Copy out the material below in full, but not its images.
=-=-=-=-=
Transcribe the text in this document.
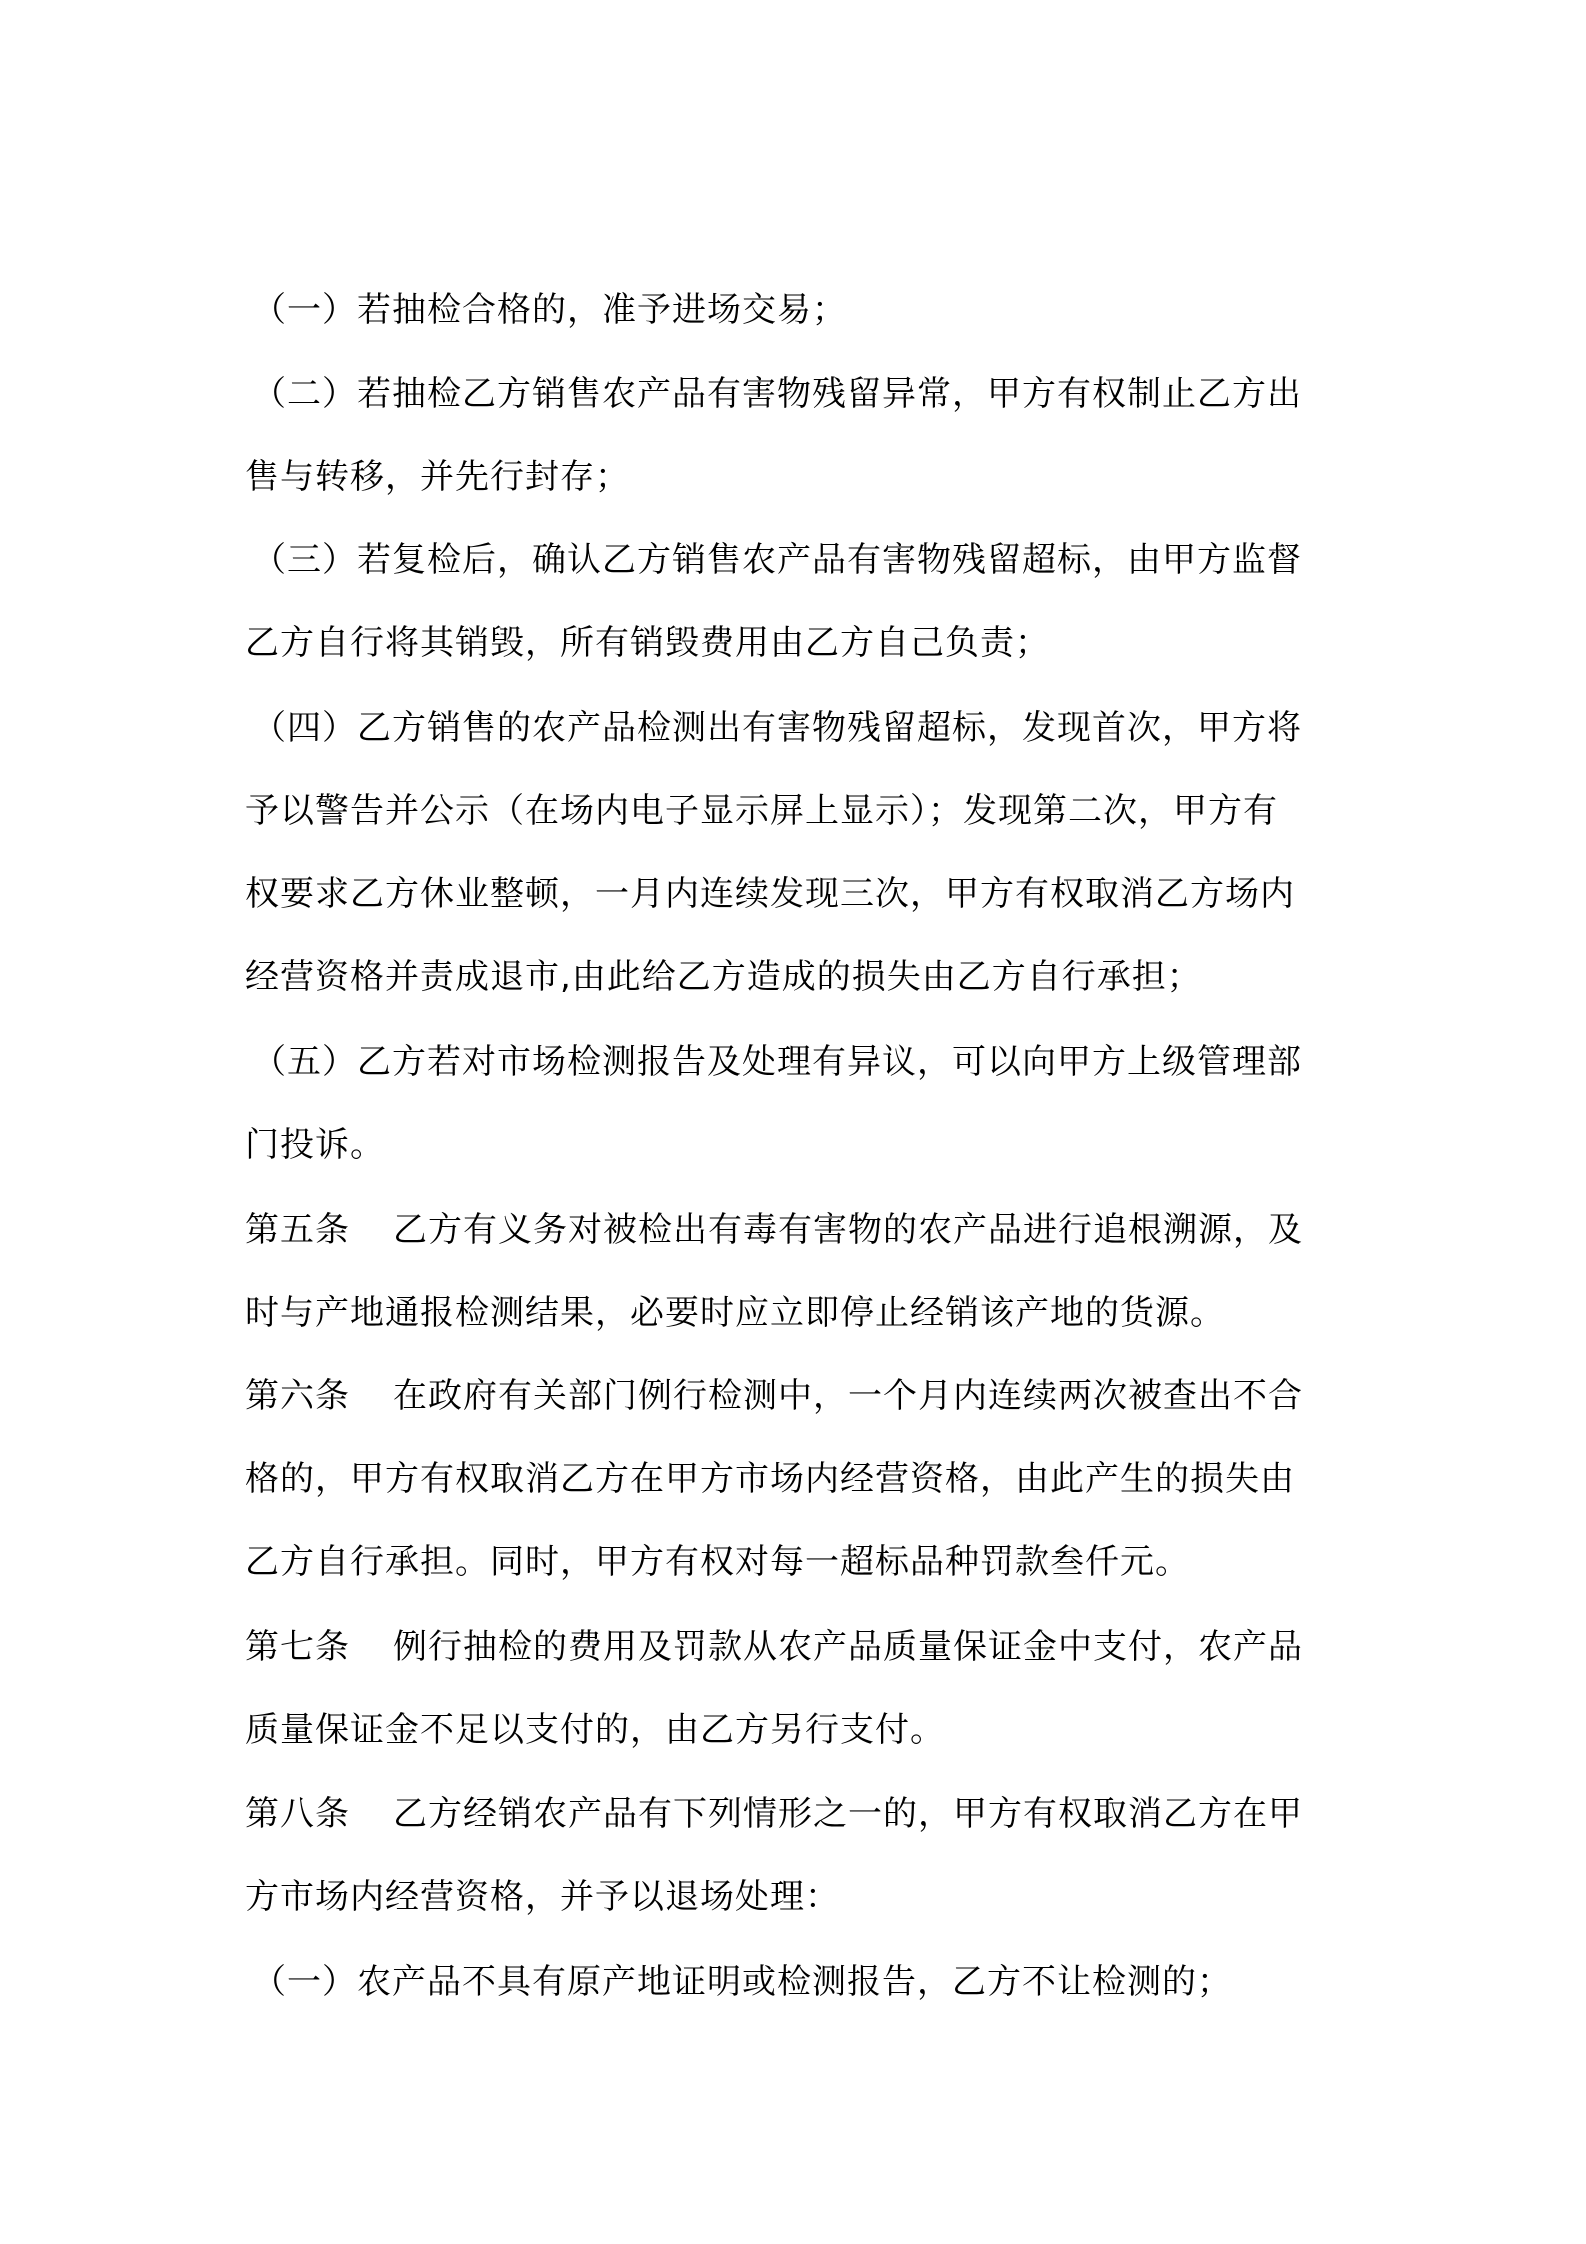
（一）若抽检合格的，准予进场交易；
（二）若抽检乙方销售农产品有害物残留异常，甲方有权制止乙方出
售与转移，并先行封存；
（三）若复检后，确认乙方销售农产品有害物残留超标，由甲方监督
乙方自行将其销毁，所有销毁费用由乙方自己负责；
（四）乙方销售的农产品检测出有害物残留超标，发现首次，甲方将
予以警告并公示（在场内电子显示屏上显示）；发现第二次，甲方有
权要求乙方休业整顿，一月内连续发现三次，甲方有权取消乙方场内
经营资格并责成退市,由此给乙方造成的损失由乙方自行承担；
（五）乙方若对市场检测报告及处理有异议，可以向甲方上级管理部
门投诉。
第五条 乙方有义务对被检出有毒有害物的农产品进行追根溯源，及
时与产地通报检测结果，必要时应立即停止经销该产地的货源。
第六条 在政府有关部门例行检测中，一个月内连续两次被查出不合
格的，甲方有权取消乙方在甲方市场内经营资格，由此产生的损失由
乙方自行承担。同时，甲方有权对每一超标品种罚款叁仟元。
第七条 例行抽检的费用及罚款从农产品质量保证金中支付，农产品
质量保证金不足以支付的，由乙方另行支付。
第八条 乙方经销农产品有下列情形之一的，甲方有权取消乙方在甲
方市场内经营资格，并予以退场处理：
（一）农产品不具有原产地证明或检测报告，乙方不让检测的；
=-=-=-=-=
- [Task response]
Transcribe the text in this document.
（一）若抽检合格的，准予进场交易；
（二）若抽检乙方销售农产品有害物残留异常，甲方有权制止乙方出
售与转移，并先行封存；
（三）若复检后，确认乙方销售农产品有害物残留超标，由甲方监督
乙方自行将其销毁，所有销毁费用由乙方自己负责；
（四）乙方销售的农产品检测出有害物残留超标，发现首次，甲方将
予以警告并公示（在场内电子显示屏上显示）；发现第二次，甲方有
权要求乙方休业整顿，一月内连续发现三次，甲方有权取消乙方场内
经营资格并责成退市,由此给乙方造成的损失由乙方自行承担；
（五）乙方若对市场检测报告及处理有异议，可以向甲方上级管理部
门投诉。
第五条 乙方有义务对被检出有毒有害物的农产品进行追根溯源，及
时与产地通报检测结果，必要时应立即停止经销该产地的货源。
第六条 在政府有关部门例行检测中，一个月内连续两次被查出不合
格的，甲方有权取消乙方在甲方市场内经营资格，由此产生的损失由
乙方自行承担。同时，甲方有权对每一超标品种罚款叁仟元。
第七条 例行抽检的费用及罚款从农产品质量保证金中支付，农产品
质量保证金不足以支付的，由乙方另行支付。
第八条 乙方经销农产品有下列情形之一的，甲方有权取消乙方在甲
方市场内经营资格，并予以退场处理：
（一）农产品不具有原产地证明或检测报告，乙方不让检测的；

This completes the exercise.